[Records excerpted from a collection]
========================

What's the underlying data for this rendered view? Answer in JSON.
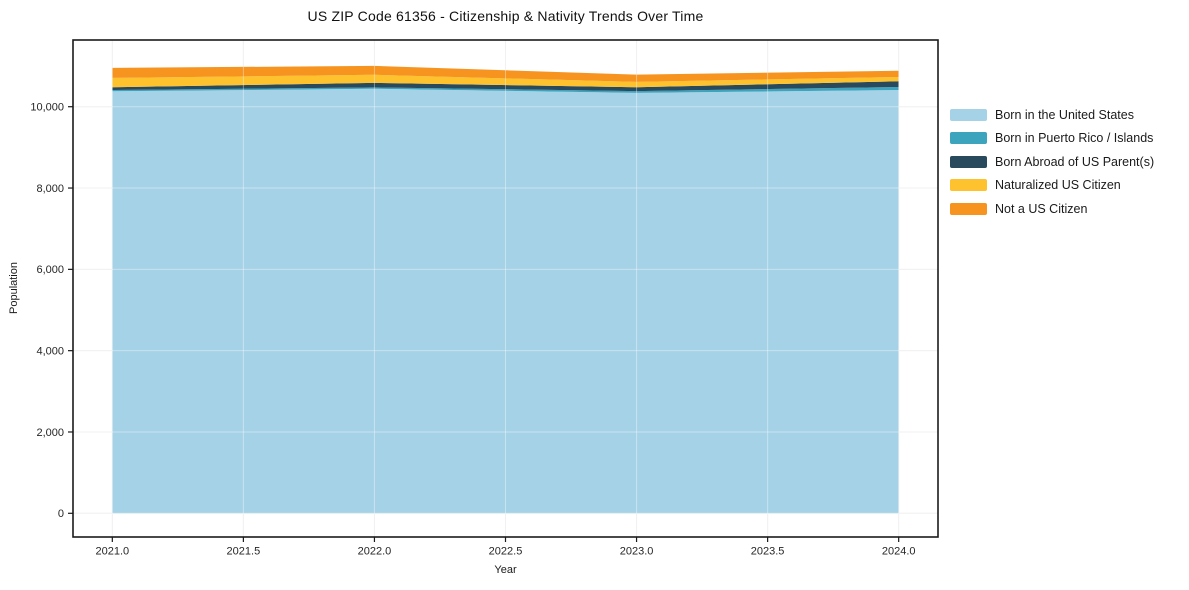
{
  "title": "US ZIP Code 61356 - Citizenship & Nativity Trends Over Time",
  "chart_data": {
    "type": "area",
    "stacked": true,
    "title": "US ZIP Code 61356 - Citizenship & Nativity Trends Over Time",
    "xlabel": "Year",
    "ylabel": "Population",
    "x": [
      2021,
      2022,
      2023,
      2024
    ],
    "series": [
      {
        "name": "Born in the United States",
        "color": "#a6d2e7",
        "values": [
          10380,
          10440,
          10340,
          10410
        ]
      },
      {
        "name": "Born in Puerto Rico / Islands",
        "color": "#3da4be",
        "values": [
          30,
          35,
          45,
          75
        ]
      },
      {
        "name": "Born Abroad of US Parent(s)",
        "color": "#29495c",
        "values": [
          70,
          110,
          95,
          140
        ]
      },
      {
        "name": "Naturalized US Citizen",
        "color": "#fdc22d",
        "values": [
          230,
          200,
          130,
          105
        ]
      },
      {
        "name": "Not a US Citizen",
        "color": "#f6941f",
        "values": [
          245,
          220,
          180,
          155
        ]
      }
    ],
    "xlim": [
      2020.85,
      2024.15
    ],
    "ylim": [
      -583,
      11641
    ],
    "x_ticks": [
      2021.0,
      2021.5,
      2022.0,
      2022.5,
      2023.0,
      2023.5,
      2024.0
    ],
    "x_tick_labels": [
      "2021.0",
      "2021.5",
      "2022.0",
      "2022.5",
      "2023.0",
      "2023.5",
      "2024.0"
    ],
    "y_ticks": [
      0,
      2000,
      4000,
      6000,
      8000,
      10000
    ],
    "y_tick_labels": [
      "0",
      "2,000",
      "4,000",
      "6,000",
      "8,000",
      "10,000"
    ],
    "grid": true,
    "legend_position": "right",
    "colors": {
      "spine": "#1a1a1a",
      "grid_under": "#e9e9e9",
      "grid_over": "rgba(255,255,255,0.38)",
      "tick_label": "#262626",
      "background": "#ffffff"
    }
  }
}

========================

(TASK REQUIREMENTS):
Quote in full the listing given above; the images are to be left out.

(SOLUTION TO THIS TASK):
What's the underlying data for this rendered view? Answer in JSON.
{
  "title": "US ZIP Code 61356 - Citizenship & Nativity Trends Over Time",
  "chart_data": {
    "type": "area",
    "stacked": true,
    "title": "US ZIP Code 61356 - Citizenship & Nativity Trends Over Time",
    "xlabel": "Year",
    "ylabel": "Population",
    "x": [
      2021,
      2022,
      2023,
      2024
    ],
    "series": [
      {
        "name": "Born in the United States",
        "color": "#a6d2e7",
        "values": [
          10380,
          10440,
          10340,
          10410
        ]
      },
      {
        "name": "Born in Puerto Rico / Islands",
        "color": "#3da4be",
        "values": [
          30,
          35,
          45,
          75
        ]
      },
      {
        "name": "Born Abroad of US Parent(s)",
        "color": "#29495c",
        "values": [
          70,
          110,
          95,
          140
        ]
      },
      {
        "name": "Naturalized US Citizen",
        "color": "#fdc22d",
        "values": [
          230,
          200,
          130,
          105
        ]
      },
      {
        "name": "Not a US Citizen",
        "color": "#f6941f",
        "values": [
          245,
          220,
          180,
          155
        ]
      }
    ],
    "xlim": [
      2020.85,
      2024.15
    ],
    "ylim": [
      -583,
      11641
    ],
    "x_ticks": [
      2021.0,
      2021.5,
      2022.0,
      2022.5,
      2023.0,
      2023.5,
      2024.0
    ],
    "x_tick_labels": [
      "2021.0",
      "2021.5",
      "2022.0",
      "2022.5",
      "2023.0",
      "2023.5",
      "2024.0"
    ],
    "y_ticks": [
      0,
      2000,
      4000,
      6000,
      8000,
      10000
    ],
    "y_tick_labels": [
      "0",
      "2,000",
      "4,000",
      "6,000",
      "8,000",
      "10,000"
    ],
    "grid": true,
    "legend_position": "right",
    "colors": {
      "spine": "#1a1a1a",
      "grid_under": "#e9e9e9",
      "grid_over": "rgba(255,255,255,0.38)",
      "tick_label": "#262626",
      "background": "#ffffff"
    }
  }
}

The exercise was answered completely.